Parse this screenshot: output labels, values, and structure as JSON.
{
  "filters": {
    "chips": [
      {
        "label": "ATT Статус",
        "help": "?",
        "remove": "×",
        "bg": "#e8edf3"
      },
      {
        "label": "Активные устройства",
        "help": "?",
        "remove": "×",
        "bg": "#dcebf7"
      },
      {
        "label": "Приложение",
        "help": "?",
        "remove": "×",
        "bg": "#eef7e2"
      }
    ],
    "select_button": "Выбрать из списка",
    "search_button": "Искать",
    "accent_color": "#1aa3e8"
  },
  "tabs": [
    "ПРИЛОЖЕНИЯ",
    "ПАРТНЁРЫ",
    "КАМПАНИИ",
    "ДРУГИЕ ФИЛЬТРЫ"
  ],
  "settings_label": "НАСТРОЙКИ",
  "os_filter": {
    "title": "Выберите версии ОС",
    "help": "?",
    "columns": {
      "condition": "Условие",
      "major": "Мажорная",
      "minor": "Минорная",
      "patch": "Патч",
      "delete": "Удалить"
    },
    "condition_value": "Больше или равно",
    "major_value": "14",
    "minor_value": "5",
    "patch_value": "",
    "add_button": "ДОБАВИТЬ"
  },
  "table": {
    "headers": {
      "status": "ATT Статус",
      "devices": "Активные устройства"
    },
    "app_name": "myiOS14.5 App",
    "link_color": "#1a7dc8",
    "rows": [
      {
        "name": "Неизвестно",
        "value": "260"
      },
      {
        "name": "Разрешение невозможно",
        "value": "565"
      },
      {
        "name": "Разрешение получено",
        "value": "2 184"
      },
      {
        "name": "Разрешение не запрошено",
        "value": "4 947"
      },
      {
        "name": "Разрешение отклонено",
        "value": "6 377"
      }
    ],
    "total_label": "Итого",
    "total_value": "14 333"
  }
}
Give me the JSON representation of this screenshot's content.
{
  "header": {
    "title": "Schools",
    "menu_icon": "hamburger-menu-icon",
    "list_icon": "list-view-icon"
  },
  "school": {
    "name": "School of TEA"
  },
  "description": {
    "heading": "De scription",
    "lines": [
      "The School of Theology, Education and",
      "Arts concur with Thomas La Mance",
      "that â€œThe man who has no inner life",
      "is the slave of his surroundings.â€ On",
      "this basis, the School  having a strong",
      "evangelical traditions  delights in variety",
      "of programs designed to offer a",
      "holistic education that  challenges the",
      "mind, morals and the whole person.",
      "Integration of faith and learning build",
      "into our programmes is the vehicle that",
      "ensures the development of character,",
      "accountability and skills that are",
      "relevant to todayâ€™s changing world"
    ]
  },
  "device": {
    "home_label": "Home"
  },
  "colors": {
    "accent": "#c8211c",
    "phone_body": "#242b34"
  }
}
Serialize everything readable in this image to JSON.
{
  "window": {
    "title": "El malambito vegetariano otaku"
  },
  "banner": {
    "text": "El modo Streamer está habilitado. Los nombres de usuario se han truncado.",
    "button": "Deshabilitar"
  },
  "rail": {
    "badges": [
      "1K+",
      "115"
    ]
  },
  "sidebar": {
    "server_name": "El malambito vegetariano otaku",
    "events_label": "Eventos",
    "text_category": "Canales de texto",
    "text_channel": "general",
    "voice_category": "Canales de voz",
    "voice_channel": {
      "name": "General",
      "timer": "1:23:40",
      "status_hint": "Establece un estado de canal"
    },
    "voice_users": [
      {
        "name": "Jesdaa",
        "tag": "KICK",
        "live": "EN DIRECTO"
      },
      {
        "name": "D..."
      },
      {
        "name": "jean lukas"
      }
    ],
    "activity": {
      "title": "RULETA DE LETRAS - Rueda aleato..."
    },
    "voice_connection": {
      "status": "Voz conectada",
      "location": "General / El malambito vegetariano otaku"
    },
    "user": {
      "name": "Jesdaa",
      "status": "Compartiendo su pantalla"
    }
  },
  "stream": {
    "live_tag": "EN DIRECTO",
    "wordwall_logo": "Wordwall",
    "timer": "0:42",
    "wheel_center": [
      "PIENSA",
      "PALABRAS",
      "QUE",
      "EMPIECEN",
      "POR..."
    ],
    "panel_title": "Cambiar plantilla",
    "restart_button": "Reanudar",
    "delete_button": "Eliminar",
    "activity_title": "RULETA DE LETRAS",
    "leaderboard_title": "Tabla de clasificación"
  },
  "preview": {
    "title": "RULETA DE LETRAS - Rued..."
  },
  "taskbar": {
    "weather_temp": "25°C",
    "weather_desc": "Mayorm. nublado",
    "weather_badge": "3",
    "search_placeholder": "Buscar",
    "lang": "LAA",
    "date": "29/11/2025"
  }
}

----

## [The exercise]
Everything in the listing above should be restated exactly.

## [Answer to the problem]
Parse this screenshot: output labels, values, and structure as JSON.
{
  "filters": {
    "chips": [
      {
        "label": "ATT Статус",
        "help": "?",
        "remove": "×",
        "bg": "#e8edf3"
      },
      {
        "label": "Активные устройства",
        "help": "?",
        "remove": "×",
        "bg": "#dcebf7"
      },
      {
        "label": "Приложение",
        "help": "?",
        "remove": "×",
        "bg": "#eef7e2"
      }
    ],
    "select_button": "Выбрать из списка",
    "search_button": "Искать",
    "accent_color": "#1aa3e8"
  },
  "tabs": [
    "ПРИЛОЖЕНИЯ",
    "ПАРТНЁРЫ",
    "КАМПАНИИ",
    "ДРУГИЕ ФИЛЬТРЫ"
  ],
  "settings_label": "НАСТРОЙКИ",
  "os_filter": {
    "title": "Выберите версии ОС",
    "help": "?",
    "columns": {
      "condition": "Условие",
      "major": "Мажорная",
      "minor": "Минорная",
      "patch": "Патч",
      "delete": "Удалить"
    },
    "condition_value": "Больше или равно",
    "major_value": "14",
    "minor_value": "5",
    "patch_value": "",
    "add_button": "ДОБАВИТЬ"
  },
  "table": {
    "headers": {
      "status": "ATT Статус",
      "devices": "Активные устройства"
    },
    "app_name": "myiOS14.5 App",
    "link_color": "#1a7dc8",
    "rows": [
      {
        "name": "Неизвестно",
        "value": "260"
      },
      {
        "name": "Разрешение невозможно",
        "value": "565"
      },
      {
        "name": "Разрешение получено",
        "value": "2 184"
      },
      {
        "name": "Разрешение не запрошено",
        "value": "4 947"
      },
      {
        "name": "Разрешение отклонено",
        "value": "6 377"
      }
    ],
    "total_label": "Итого",
    "total_value": "14 333"
  }
}
Give me the JSON representation of this screenshot's content.
{
  "header": {
    "title": "Schools",
    "menu_icon": "hamburger-menu-icon",
    "list_icon": "list-view-icon"
  },
  "school": {
    "name": "School of TEA"
  },
  "description": {
    "heading": "De scription",
    "lines": [
      "The School of Theology, Education and",
      "Arts concur with Thomas La Mance",
      "that â€œThe man who has no inner life",
      "is the slave of his surroundings.â€ On",
      "this basis, the School  having a strong",
      "evangelical traditions  delights in variety",
      "of programs designed to offer a",
      "holistic education that  challenges the",
      "mind, morals and the whole person.",
      "Integration of faith and learning build",
      "into our programmes is the vehicle that",
      "ensures the development of character,",
      "accountability and skills that are",
      "relevant to todayâ€™s changing world"
    ]
  },
  "device": {
    "home_label": "Home"
  },
  "colors": {
    "accent": "#c8211c",
    "phone_body": "#242b34"
  }
}
Serialize everything readable in this image to JSON.
{
  "window": {
    "title": "El malambito vegetariano otaku"
  },
  "banner": {
    "text": "El modo Streamer está habilitado. Los nombres de usuario se han truncado.",
    "button": "Deshabilitar"
  },
  "rail": {
    "badges": [
      "1K+",
      "115"
    ]
  },
  "sidebar": {
    "server_name": "El malambito vegetariano otaku",
    "events_label": "Eventos",
    "text_category": "Canales de texto",
    "text_channel": "general",
    "voice_category": "Canales de voz",
    "voice_channel": {
      "name": "General",
      "timer": "1:23:40",
      "status_hint": "Establece un estado de canal"
    },
    "voice_users": [
      {
        "name": "Jesdaa",
        "tag": "KICK",
        "live": "EN DIRECTO"
      },
      {
        "name": "D..."
      },
      {
        "name": "jean lukas"
      }
    ],
    "activity": {
      "title": "RULETA DE LETRAS - Rueda aleato..."
    },
    "voice_connection": {
      "status": "Voz conectada",
      "location": "General / El malambito vegetariano otaku"
    },
    "user": {
      "name": "Jesdaa",
      "status": "Compartiendo su pantalla"
    }
  },
  "stream": {
    "live_tag": "EN DIRECTO",
    "wordwall_logo": "Wordwall",
    "timer": "0:42",
    "wheel_center": [
      "PIENSA",
      "PALABRAS",
      "QUE",
      "EMPIECEN",
      "POR..."
    ],
    "panel_title": "Cambiar plantilla",
    "restart_button": "Reanudar",
    "delete_button": "Eliminar",
    "activity_title": "RULETA DE LETRAS",
    "leaderboard_title": "Tabla de clasificación"
  },
  "preview": {
    "title": "RULETA DE LETRAS - Rued..."
  },
  "taskbar": {
    "weather_temp": "25°C",
    "weather_desc": "Mayorm. nublado",
    "weather_badge": "3",
    "search_placeholder": "Buscar",
    "lang": "LAA",
    "date": "29/11/2025"
  }
}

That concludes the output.